WHAT TO WORK ON
Output all the material that follows, exactly as given.

---------- EXTRACTED ENTRIES ----------

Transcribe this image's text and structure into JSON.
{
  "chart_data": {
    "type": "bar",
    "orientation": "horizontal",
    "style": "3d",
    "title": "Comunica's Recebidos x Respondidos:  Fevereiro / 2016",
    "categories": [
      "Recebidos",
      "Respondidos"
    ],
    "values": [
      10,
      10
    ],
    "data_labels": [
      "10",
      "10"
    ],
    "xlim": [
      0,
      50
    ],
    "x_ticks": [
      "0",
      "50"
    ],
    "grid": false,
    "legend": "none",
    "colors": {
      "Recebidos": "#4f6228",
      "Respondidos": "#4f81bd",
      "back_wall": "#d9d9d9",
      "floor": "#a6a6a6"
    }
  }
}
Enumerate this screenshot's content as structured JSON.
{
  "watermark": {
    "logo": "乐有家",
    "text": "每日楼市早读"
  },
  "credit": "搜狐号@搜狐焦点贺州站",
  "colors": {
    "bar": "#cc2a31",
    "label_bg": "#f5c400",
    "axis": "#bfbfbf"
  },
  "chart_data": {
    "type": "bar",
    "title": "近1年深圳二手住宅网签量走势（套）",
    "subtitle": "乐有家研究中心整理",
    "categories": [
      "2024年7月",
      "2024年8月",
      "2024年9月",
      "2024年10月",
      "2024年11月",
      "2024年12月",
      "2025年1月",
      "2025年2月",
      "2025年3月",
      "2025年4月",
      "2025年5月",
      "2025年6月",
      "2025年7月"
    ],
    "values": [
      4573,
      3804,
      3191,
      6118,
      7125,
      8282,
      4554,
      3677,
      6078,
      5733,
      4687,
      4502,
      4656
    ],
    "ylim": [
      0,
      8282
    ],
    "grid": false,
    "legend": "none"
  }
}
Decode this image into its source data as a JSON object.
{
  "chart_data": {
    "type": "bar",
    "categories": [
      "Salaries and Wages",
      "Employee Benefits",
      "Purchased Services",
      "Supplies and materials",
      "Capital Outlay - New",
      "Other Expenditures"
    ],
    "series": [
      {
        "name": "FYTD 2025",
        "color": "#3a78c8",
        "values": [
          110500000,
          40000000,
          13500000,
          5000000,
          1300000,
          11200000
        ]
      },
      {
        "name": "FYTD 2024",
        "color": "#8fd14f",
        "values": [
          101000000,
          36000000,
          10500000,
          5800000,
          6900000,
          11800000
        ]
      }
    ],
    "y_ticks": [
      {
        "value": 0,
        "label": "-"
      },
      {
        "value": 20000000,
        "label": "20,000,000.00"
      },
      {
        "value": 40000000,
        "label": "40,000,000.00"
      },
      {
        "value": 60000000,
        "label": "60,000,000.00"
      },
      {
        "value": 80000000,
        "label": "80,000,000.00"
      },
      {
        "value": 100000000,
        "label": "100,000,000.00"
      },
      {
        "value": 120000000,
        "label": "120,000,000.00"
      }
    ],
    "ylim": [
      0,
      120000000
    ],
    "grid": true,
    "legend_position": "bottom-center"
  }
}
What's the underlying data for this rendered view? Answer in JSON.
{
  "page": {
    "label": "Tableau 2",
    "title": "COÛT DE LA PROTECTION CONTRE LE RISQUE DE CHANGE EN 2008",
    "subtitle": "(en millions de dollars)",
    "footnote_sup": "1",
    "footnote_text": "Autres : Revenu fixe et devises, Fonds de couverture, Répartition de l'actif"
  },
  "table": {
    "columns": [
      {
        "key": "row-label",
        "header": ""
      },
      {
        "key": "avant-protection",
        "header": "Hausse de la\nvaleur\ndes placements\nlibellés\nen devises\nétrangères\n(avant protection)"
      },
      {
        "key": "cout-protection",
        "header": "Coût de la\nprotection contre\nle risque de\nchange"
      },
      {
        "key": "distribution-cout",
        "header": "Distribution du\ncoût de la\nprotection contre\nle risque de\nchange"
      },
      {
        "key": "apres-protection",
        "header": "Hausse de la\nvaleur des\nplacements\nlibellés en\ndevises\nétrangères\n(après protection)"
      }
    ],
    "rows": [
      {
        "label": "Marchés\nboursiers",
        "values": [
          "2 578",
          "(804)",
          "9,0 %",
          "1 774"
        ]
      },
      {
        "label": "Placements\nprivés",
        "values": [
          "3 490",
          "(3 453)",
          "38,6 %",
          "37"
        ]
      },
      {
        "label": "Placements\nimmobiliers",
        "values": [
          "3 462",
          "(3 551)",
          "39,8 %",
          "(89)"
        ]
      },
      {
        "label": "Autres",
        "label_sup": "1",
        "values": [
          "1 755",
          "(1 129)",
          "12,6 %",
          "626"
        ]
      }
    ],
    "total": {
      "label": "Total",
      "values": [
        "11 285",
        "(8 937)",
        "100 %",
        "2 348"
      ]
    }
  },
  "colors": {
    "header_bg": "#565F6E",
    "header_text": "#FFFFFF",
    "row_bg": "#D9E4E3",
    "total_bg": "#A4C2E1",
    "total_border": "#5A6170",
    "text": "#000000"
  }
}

----------

ANSWER FOR THIS EXERCISE
Transcribe this image's text and structure into JSON.
{
  "chart_data": {
    "type": "bar",
    "orientation": "horizontal",
    "style": "3d",
    "title": "Comunica's Recebidos x Respondidos:  Fevereiro / 2016",
    "categories": [
      "Recebidos",
      "Respondidos"
    ],
    "values": [
      10,
      10
    ],
    "data_labels": [
      "10",
      "10"
    ],
    "xlim": [
      0,
      50
    ],
    "x_ticks": [
      "0",
      "50"
    ],
    "grid": false,
    "legend": "none",
    "colors": {
      "Recebidos": "#4f6228",
      "Respondidos": "#4f81bd",
      "back_wall": "#d9d9d9",
      "floor": "#a6a6a6"
    }
  }
}
Enumerate this screenshot's content as structured JSON.
{
  "watermark": {
    "logo": "乐有家",
    "text": "每日楼市早读"
  },
  "credit": "搜狐号@搜狐焦点贺州站",
  "colors": {
    "bar": "#cc2a31",
    "label_bg": "#f5c400",
    "axis": "#bfbfbf"
  },
  "chart_data": {
    "type": "bar",
    "title": "近1年深圳二手住宅网签量走势（套）",
    "subtitle": "乐有家研究中心整理",
    "categories": [
      "2024年7月",
      "2024年8月",
      "2024年9月",
      "2024年10月",
      "2024年11月",
      "2024年12月",
      "2025年1月",
      "2025年2月",
      "2025年3月",
      "2025年4月",
      "2025年5月",
      "2025年6月",
      "2025年7月"
    ],
    "values": [
      4573,
      3804,
      3191,
      6118,
      7125,
      8282,
      4554,
      3677,
      6078,
      5733,
      4687,
      4502,
      4656
    ],
    "ylim": [
      0,
      8282
    ],
    "grid": false,
    "legend": "none"
  }
}
Decode this image into its source data as a JSON object.
{
  "chart_data": {
    "type": "bar",
    "categories": [
      "Salaries and Wages",
      "Employee Benefits",
      "Purchased Services",
      "Supplies and materials",
      "Capital Outlay - New",
      "Other Expenditures"
    ],
    "series": [
      {
        "name": "FYTD 2025",
        "color": "#3a78c8",
        "values": [
          110500000,
          40000000,
          13500000,
          5000000,
          1300000,
          11200000
        ]
      },
      {
        "name": "FYTD 2024",
        "color": "#8fd14f",
        "values": [
          101000000,
          36000000,
          10500000,
          5800000,
          6900000,
          11800000
        ]
      }
    ],
    "y_ticks": [
      {
        "value": 0,
        "label": "-"
      },
      {
        "value": 20000000,
        "label": "20,000,000.00"
      },
      {
        "value": 40000000,
        "label": "40,000,000.00"
      },
      {
        "value": 60000000,
        "label": "60,000,000.00"
      },
      {
        "value": 80000000,
        "label": "80,000,000.00"
      },
      {
        "value": 100000000,
        "label": "100,000,000.00"
      },
      {
        "value": 120000000,
        "label": "120,000,000.00"
      }
    ],
    "ylim": [
      0,
      120000000
    ],
    "grid": true,
    "legend_position": "bottom-center"
  }
}
What's the underlying data for this rendered view? Answer in JSON.
{
  "page": {
    "label": "Tableau 2",
    "title": "COÛT DE LA PROTECTION CONTRE LE RISQUE DE CHANGE EN 2008",
    "subtitle": "(en millions de dollars)",
    "footnote_sup": "1",
    "footnote_text": "Autres : Revenu fixe et devises, Fonds de couverture, Répartition de l'actif"
  },
  "table": {
    "columns": [
      {
        "key": "row-label",
        "header": ""
      },
      {
        "key": "avant-protection",
        "header": "Hausse de la\nvaleur\ndes placements\nlibellés\nen devises\nétrangères\n(avant protection)"
      },
      {
        "key": "cout-protection",
        "header": "Coût de la\nprotection contre\nle risque de\nchange"
      },
      {
        "key": "distribution-cout",
        "header": "Distribution du\ncoût de la\nprotection contre\nle risque de\nchange"
      },
      {
        "key": "apres-protection",
        "header": "Hausse de la\nvaleur des\nplacements\nlibellés en\ndevises\nétrangères\n(après protection)"
      }
    ],
    "rows": [
      {
        "label": "Marchés\nboursiers",
        "values": [
          "2 578",
          "(804)",
          "9,0 %",
          "1 774"
        ]
      },
      {
        "label": "Placements\nprivés",
        "values": [
          "3 490",
          "(3 453)",
          "38,6 %",
          "37"
        ]
      },
      {
        "label": "Placements\nimmobiliers",
        "values": [
          "3 462",
          "(3 551)",
          "39,8 %",
          "(89)"
        ]
      },
      {
        "label": "Autres",
        "label_sup": "1",
        "values": [
          "1 755",
          "(1 129)",
          "12,6 %",
          "626"
        ]
      }
    ],
    "total": {
      "label": "Total",
      "values": [
        "11 285",
        "(8 937)",
        "100 %",
        "2 348"
      ]
    }
  },
  "colors": {
    "header_bg": "#565F6E",
    "header_text": "#FFFFFF",
    "row_bg": "#D9E4E3",
    "total_bg": "#A4C2E1",
    "total_border": "#5A6170",
    "text": "#000000"
  }
}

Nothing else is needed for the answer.